##### Information given

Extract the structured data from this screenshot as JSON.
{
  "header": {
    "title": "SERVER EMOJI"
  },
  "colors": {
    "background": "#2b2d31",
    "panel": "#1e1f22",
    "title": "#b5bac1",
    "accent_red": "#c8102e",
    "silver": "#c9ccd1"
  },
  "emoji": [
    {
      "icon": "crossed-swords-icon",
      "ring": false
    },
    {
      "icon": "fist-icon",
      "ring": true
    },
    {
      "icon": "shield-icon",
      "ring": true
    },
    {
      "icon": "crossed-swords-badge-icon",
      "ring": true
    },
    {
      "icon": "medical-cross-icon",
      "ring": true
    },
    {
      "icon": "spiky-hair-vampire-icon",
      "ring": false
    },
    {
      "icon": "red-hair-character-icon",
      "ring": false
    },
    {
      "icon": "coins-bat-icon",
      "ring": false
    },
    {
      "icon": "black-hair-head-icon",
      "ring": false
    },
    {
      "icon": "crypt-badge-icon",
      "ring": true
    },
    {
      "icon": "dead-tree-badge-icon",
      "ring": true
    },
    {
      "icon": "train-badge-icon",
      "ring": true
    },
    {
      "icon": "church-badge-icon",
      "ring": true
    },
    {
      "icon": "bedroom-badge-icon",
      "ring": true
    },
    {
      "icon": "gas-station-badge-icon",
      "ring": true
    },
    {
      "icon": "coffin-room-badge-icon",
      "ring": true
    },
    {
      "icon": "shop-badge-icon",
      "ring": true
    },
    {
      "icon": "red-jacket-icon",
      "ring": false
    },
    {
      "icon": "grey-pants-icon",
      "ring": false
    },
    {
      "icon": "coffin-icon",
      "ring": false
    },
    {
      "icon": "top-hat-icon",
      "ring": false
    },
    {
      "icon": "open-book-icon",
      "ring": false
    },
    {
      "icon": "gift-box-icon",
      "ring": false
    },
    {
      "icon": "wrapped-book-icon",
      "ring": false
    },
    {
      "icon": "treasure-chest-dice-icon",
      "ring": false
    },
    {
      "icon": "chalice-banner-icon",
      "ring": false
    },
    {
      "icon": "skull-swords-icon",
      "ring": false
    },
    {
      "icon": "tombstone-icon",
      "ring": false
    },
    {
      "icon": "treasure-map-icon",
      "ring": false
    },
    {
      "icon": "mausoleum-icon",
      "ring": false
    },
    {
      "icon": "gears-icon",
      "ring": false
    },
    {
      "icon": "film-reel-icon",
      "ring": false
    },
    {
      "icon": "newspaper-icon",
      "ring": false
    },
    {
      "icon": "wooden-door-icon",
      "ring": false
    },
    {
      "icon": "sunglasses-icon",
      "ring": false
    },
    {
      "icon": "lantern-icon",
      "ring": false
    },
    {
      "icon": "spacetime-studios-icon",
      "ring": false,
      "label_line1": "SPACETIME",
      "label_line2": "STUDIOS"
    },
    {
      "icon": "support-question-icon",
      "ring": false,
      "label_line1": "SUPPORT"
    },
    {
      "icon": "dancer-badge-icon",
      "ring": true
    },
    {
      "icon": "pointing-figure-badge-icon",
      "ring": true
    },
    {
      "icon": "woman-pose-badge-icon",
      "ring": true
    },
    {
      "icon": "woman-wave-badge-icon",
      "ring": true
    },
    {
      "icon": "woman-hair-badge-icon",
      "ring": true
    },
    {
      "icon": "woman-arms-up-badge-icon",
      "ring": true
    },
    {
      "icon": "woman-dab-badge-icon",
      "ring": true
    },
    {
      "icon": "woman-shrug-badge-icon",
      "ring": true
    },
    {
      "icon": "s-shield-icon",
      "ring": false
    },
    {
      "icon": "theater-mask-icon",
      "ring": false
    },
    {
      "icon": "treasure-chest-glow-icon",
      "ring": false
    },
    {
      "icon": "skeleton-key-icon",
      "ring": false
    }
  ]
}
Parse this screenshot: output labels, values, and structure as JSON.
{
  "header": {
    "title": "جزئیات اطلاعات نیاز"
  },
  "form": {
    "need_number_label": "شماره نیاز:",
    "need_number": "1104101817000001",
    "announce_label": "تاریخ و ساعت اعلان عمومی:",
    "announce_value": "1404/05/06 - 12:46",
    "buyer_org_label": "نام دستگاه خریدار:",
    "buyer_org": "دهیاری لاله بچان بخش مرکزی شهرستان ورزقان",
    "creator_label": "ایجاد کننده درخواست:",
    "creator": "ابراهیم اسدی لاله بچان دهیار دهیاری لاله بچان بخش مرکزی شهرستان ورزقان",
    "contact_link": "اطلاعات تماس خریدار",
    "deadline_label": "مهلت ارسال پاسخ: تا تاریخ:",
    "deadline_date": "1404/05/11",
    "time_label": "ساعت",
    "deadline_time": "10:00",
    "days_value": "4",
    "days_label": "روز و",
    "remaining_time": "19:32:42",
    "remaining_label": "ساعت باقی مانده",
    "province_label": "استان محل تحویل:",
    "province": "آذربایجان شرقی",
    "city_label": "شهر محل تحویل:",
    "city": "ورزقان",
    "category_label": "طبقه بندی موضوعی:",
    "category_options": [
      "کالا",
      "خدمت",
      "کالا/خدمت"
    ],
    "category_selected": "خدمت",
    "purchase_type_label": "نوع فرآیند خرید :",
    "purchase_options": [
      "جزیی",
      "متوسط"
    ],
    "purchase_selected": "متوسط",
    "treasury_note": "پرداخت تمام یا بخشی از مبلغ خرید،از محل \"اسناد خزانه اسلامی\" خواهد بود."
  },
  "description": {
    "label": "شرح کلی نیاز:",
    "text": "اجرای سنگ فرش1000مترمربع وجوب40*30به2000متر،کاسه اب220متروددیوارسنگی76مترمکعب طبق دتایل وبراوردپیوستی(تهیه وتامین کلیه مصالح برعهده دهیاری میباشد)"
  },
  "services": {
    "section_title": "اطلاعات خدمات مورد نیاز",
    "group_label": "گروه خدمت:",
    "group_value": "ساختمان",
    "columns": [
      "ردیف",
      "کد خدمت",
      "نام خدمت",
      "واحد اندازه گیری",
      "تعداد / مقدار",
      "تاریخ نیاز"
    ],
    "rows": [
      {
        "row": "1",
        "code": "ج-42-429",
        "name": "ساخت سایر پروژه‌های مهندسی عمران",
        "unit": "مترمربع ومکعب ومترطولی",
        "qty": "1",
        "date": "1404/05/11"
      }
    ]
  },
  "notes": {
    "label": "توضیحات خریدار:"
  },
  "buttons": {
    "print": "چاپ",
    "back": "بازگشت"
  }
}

##########

Task instructions:
Among the lines of the data above, determine how many contain the word "مرکزی". Report the number alone.

Result for this task:
2